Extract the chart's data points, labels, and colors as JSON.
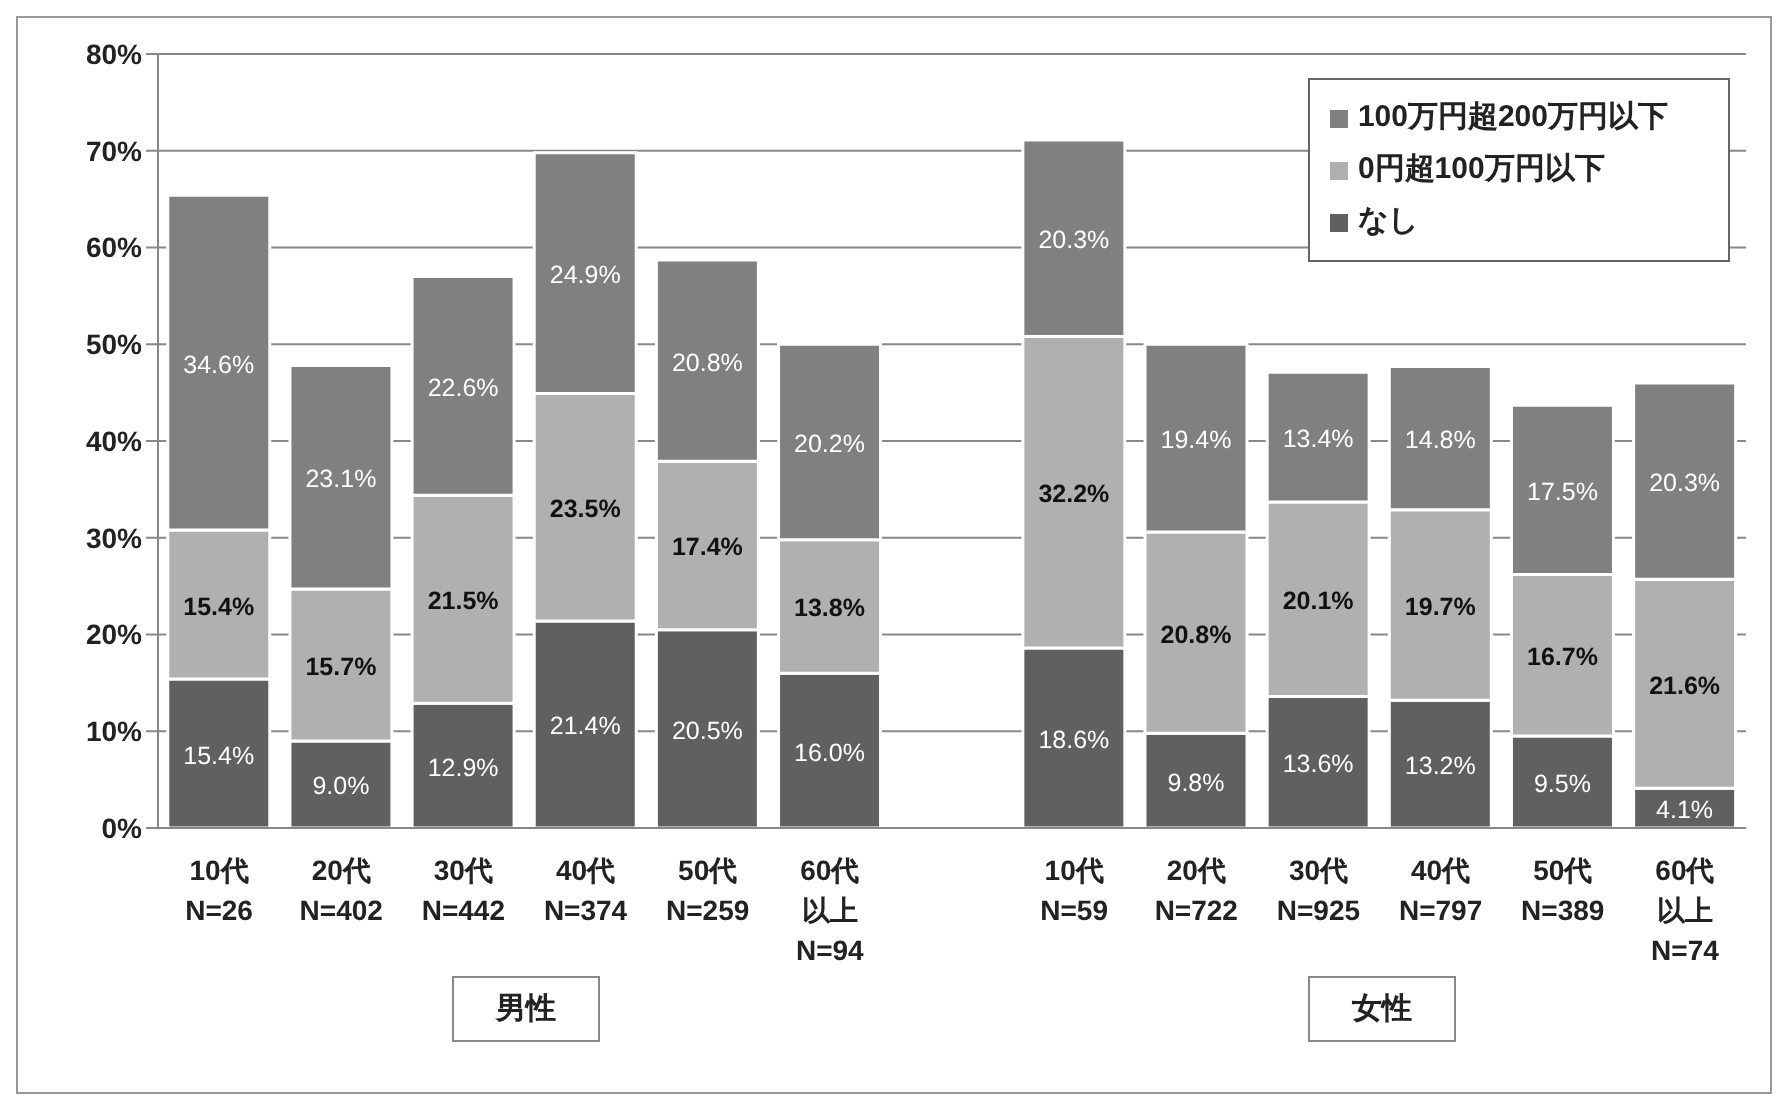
{
  "chart_data": {
    "type": "bar",
    "stacked": true,
    "categories": [
      "10代\nN=26",
      "20代\nN=402",
      "30代\nN=442",
      "40代\nN=374",
      "50代\nN=259",
      "60代以上\nN=94",
      null,
      "10代\nN=59",
      "20代\nN=722",
      "30代\nN=925",
      "40代\nN=797",
      "50代\nN=389",
      "60代以上\nN=74"
    ],
    "series": [
      {
        "name": "なし",
        "color": "#606060",
        "values": [
          15.4,
          9.0,
          12.9,
          21.4,
          20.5,
          16.0,
          null,
          18.6,
          9.8,
          13.6,
          13.2,
          9.5,
          4.1
        ],
        "value_labels": [
          "15.4%",
          "9.0%",
          "12.9%",
          "21.4%",
          "20.5%",
          "16.0%",
          null,
          "18.6%",
          "9.8%",
          "13.6%",
          "13.2%",
          "9.5%",
          "4.1%"
        ]
      },
      {
        "name": "0円超100万円以下",
        "color": "#b0b0b0",
        "values": [
          15.4,
          15.7,
          21.5,
          23.5,
          17.4,
          13.8,
          null,
          32.2,
          20.8,
          20.1,
          19.7,
          16.7,
          21.6
        ],
        "value_labels": [
          "15.4%",
          "15.7%",
          "21.5%",
          "23.5%",
          "17.4%",
          "13.8%",
          null,
          "32.2%",
          "20.8%",
          "20.1%",
          "19.7%",
          "16.7%",
          "21.6%"
        ]
      },
      {
        "name": "100万円超200万円以下",
        "color": "#808080",
        "values": [
          34.6,
          23.1,
          22.6,
          24.9,
          20.8,
          20.2,
          null,
          20.3,
          19.4,
          13.4,
          14.8,
          17.5,
          20.3
        ],
        "value_labels": [
          "34.6%",
          "23.1%",
          "22.6%",
          "24.9%",
          "20.8%",
          "20.2%",
          null,
          "20.3%",
          "19.4%",
          "13.4%",
          "14.8%",
          "17.5%",
          "20.3%"
        ]
      }
    ],
    "ylim": [
      0,
      80
    ],
    "yticks": [
      {
        "value": 0,
        "label": "0%"
      },
      {
        "value": 10,
        "label": "10%"
      },
      {
        "value": 20,
        "label": "20%"
      },
      {
        "value": 30,
        "label": "30%"
      },
      {
        "value": 40,
        "label": "40%"
      },
      {
        "value": 50,
        "label": "50%"
      },
      {
        "value": 60,
        "label": "60%"
      },
      {
        "value": 70,
        "label": "70%"
      },
      {
        "value": 80,
        "label": "80%"
      }
    ],
    "grid": "y",
    "legend": "top right",
    "annotations": [
      "男性",
      "女性"
    ]
  }
}
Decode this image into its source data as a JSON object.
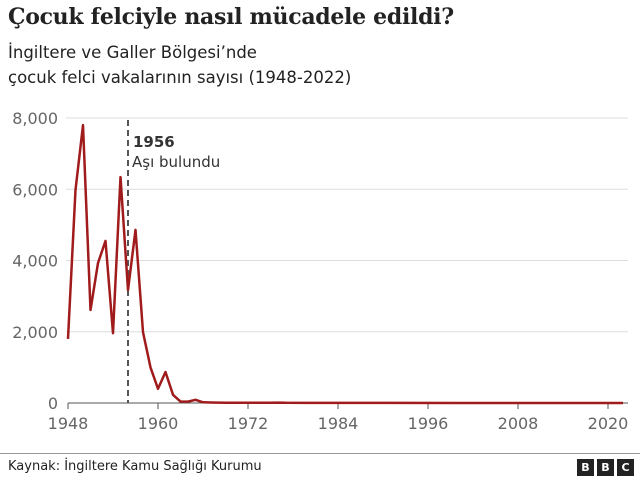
{
  "header": {
    "title": "Çocuk felciyle nasıl mücadele edildi?",
    "subtitle_line1": "İngiltere ve Galler Bölgesi’nde",
    "subtitle_line2": "çocuk felci vakalarının sayısı (1948-2022)"
  },
  "annotation": {
    "year": "1956",
    "label": "Aşı bulundu"
  },
  "footer": {
    "source": "Kaynak: İngiltere Kamu Sağlığı Kurumu",
    "logo_letters": [
      "B",
      "B",
      "C"
    ]
  },
  "colors": {
    "line": "#a01b1b",
    "grid": "#dddddd",
    "axis_text": "#666666",
    "annotation_line": "#555555"
  },
  "chart_data": {
    "type": "line",
    "title": "Çocuk felciyle nasıl mücadele edildi?",
    "subtitle": "İngiltere ve Galler Bölgesi’nde çocuk felci vakalarının sayısı (1948-2022)",
    "xlabel": "",
    "ylabel": "",
    "xlim": [
      1948,
      2022
    ],
    "ylim": [
      0,
      8000
    ],
    "x_ticks": [
      1948,
      1960,
      1972,
      1984,
      1996,
      2008,
      2020
    ],
    "y_ticks": [
      0,
      2000,
      4000,
      6000,
      8000
    ],
    "y_tick_labels": [
      "0",
      "2,000",
      "4,000",
      "6,000",
      "8,000"
    ],
    "grid": true,
    "legend": "none",
    "annotations": [
      {
        "x": 1956,
        "text": "1956 Aşı bulundu",
        "style": "dashed vertical line"
      }
    ],
    "series": [
      {
        "name": "Çocuk felci vakaları",
        "x": [
          1948,
          1949,
          1950,
          1951,
          1952,
          1953,
          1954,
          1955,
          1956,
          1957,
          1958,
          1959,
          1960,
          1961,
          1962,
          1963,
          1964,
          1965,
          1966,
          1967,
          1968,
          1969,
          1970,
          1975,
          1976,
          1977,
          1980,
          1990,
          2000,
          2010,
          2022
        ],
        "values": [
          1800,
          5980,
          7800,
          2610,
          3930,
          4550,
          1960,
          6340,
          3170,
          4860,
          1990,
          1000,
          400,
          870,
          230,
          40,
          38,
          90,
          20,
          15,
          10,
          8,
          5,
          5,
          10,
          5,
          3,
          2,
          0,
          0,
          0
        ]
      }
    ]
  }
}
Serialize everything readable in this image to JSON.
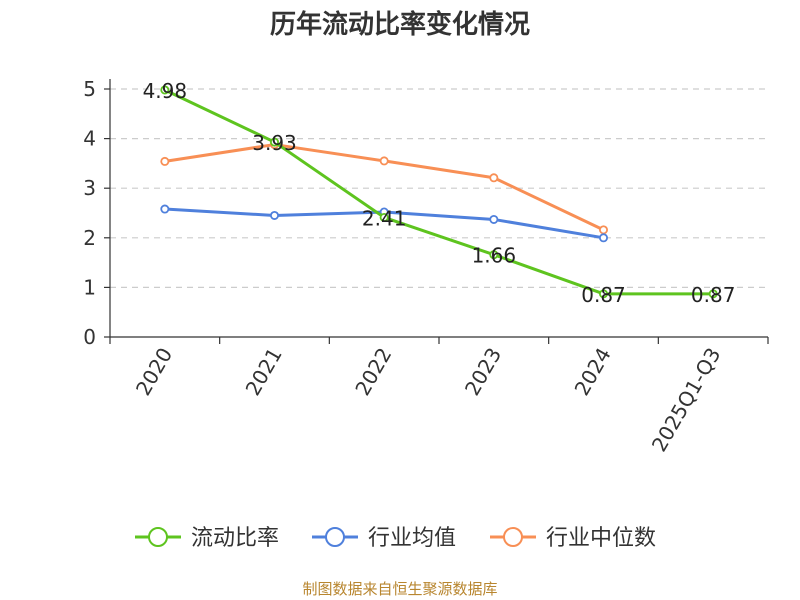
{
  "title": "历年流动比率变化情况",
  "source": "制图数据来自恒生聚源数据库",
  "chart_data": {
    "type": "line",
    "categories": [
      "2020",
      "2021",
      "2022",
      "2023",
      "2024",
      "2025Q1-Q3"
    ],
    "ylim": [
      0,
      5
    ],
    "yticks": [
      0,
      1,
      2,
      3,
      4,
      5
    ],
    "grid": true,
    "legend_position": "bottom",
    "series": [
      {
        "name": "流动比率",
        "color": "#5ec41f",
        "values": [
          4.98,
          3.93,
          2.41,
          1.66,
          0.87,
          0.87
        ],
        "labels": [
          "4.98",
          "3.93",
          "2.41",
          "1.66",
          "0.87",
          "0.87"
        ]
      },
      {
        "name": "行业均值",
        "color": "#4f80dc",
        "values": [
          2.58,
          2.45,
          2.52,
          2.37,
          2.0,
          null
        ]
      },
      {
        "name": "行业中位数",
        "color": "#f88f55",
        "values": [
          3.54,
          3.88,
          3.55,
          3.21,
          2.16,
          null
        ]
      }
    ]
  }
}
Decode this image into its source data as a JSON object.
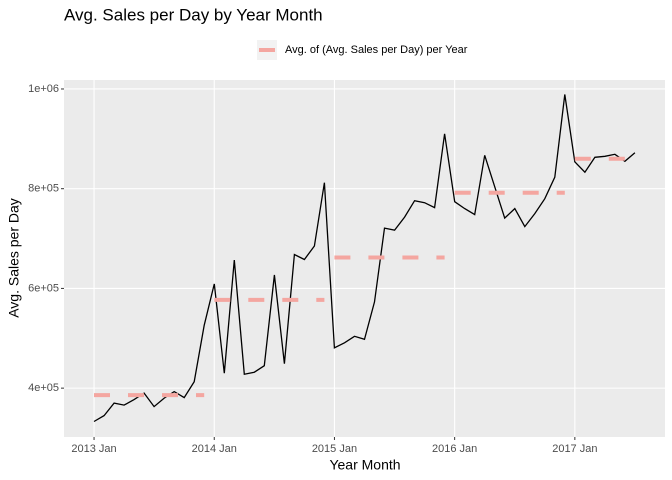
{
  "chart_data": {
    "type": "line",
    "title": "Avg. Sales per Day by Year Month",
    "x_label": "Year Month",
    "y_label": "Avg. Sales per Day",
    "x": [
      "2013-01",
      "2013-02",
      "2013-03",
      "2013-04",
      "2013-05",
      "2013-06",
      "2013-07",
      "2013-08",
      "2013-09",
      "2013-10",
      "2013-11",
      "2013-12",
      "2014-01",
      "2014-02",
      "2014-03",
      "2014-04",
      "2014-05",
      "2014-06",
      "2014-07",
      "2014-08",
      "2014-09",
      "2014-10",
      "2014-11",
      "2014-12",
      "2015-01",
      "2015-02",
      "2015-03",
      "2015-04",
      "2015-05",
      "2015-06",
      "2015-07",
      "2015-08",
      "2015-09",
      "2015-10",
      "2015-11",
      "2015-12",
      "2016-01",
      "2016-02",
      "2016-03",
      "2016-04",
      "2016-05",
      "2016-06",
      "2016-07",
      "2016-08",
      "2016-09",
      "2016-10",
      "2016-11",
      "2016-12",
      "2017-01",
      "2017-02",
      "2017-03",
      "2017-04",
      "2017-05",
      "2017-06",
      "2017-07"
    ],
    "series": [
      {
        "color": "#000000",
        "values": [
          333000,
          345000,
          370000,
          366000,
          377000,
          390000,
          363000,
          380000,
          393000,
          381000,
          413000,
          526000,
          609000,
          430000,
          657000,
          428000,
          432000,
          445000,
          627000,
          449000,
          668000,
          658000,
          685000,
          812000,
          481000,
          491000,
          504000,
          498000,
          573000,
          721000,
          717000,
          743000,
          776000,
          772000,
          762000,
          910000,
          774000,
          760000,
          748000,
          867000,
          804000,
          741000,
          760000,
          724000,
          750000,
          780000,
          823000,
          989000,
          854000,
          833000,
          863000,
          865000,
          869000,
          855000,
          872000
        ]
      },
      {
        "name": "Avg. of (Avg. Sales per Day) per Year",
        "color": "#f4a6a0",
        "dashed": true,
        "values": [
          386000,
          386000,
          386000,
          386000,
          386000,
          386000,
          386000,
          386000,
          386000,
          386000,
          386000,
          386000,
          577000,
          577000,
          577000,
          577000,
          577000,
          577000,
          577000,
          577000,
          577000,
          577000,
          577000,
          577000,
          662000,
          662000,
          662000,
          662000,
          662000,
          662000,
          662000,
          662000,
          662000,
          662000,
          662000,
          662000,
          792000,
          792000,
          792000,
          792000,
          792000,
          792000,
          792000,
          792000,
          792000,
          792000,
          792000,
          792000,
          860000,
          860000,
          860000,
          860000,
          860000,
          860000,
          860000
        ]
      }
    ],
    "xlim": [
      "2012-10",
      "2017-10"
    ],
    "xticks": [
      {
        "value": "2013-01",
        "label": "2013 Jan"
      },
      {
        "value": "2014-01",
        "label": "2014 Jan"
      },
      {
        "value": "2015-01",
        "label": "2015 Jan"
      },
      {
        "value": "2016-01",
        "label": "2016 Jan"
      },
      {
        "value": "2017-01",
        "label": "2017 Jan"
      }
    ],
    "ylim": [
      302000,
      1018000
    ],
    "yticks": [
      {
        "value": 400000,
        "label": "4e+05"
      },
      {
        "value": 600000,
        "label": "6e+05"
      },
      {
        "value": 800000,
        "label": "8e+05"
      },
      {
        "value": 1000000,
        "label": "1e+06"
      }
    ],
    "grid": true,
    "legend_position": "top"
  }
}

+ + + + + + +

### [WHAT IS BEING ASKED]
From the data above, copy each line where the string "vakalarının" appears.

### [IN RESPONSE]
    "subtitle_line2": "çocuk felci vakalarının sayısı (1948-2022)"
    "subtitle": "İngiltere ve Galler Bölgesi’nde çocuk felci vakalarının sayısı (1948-2022)",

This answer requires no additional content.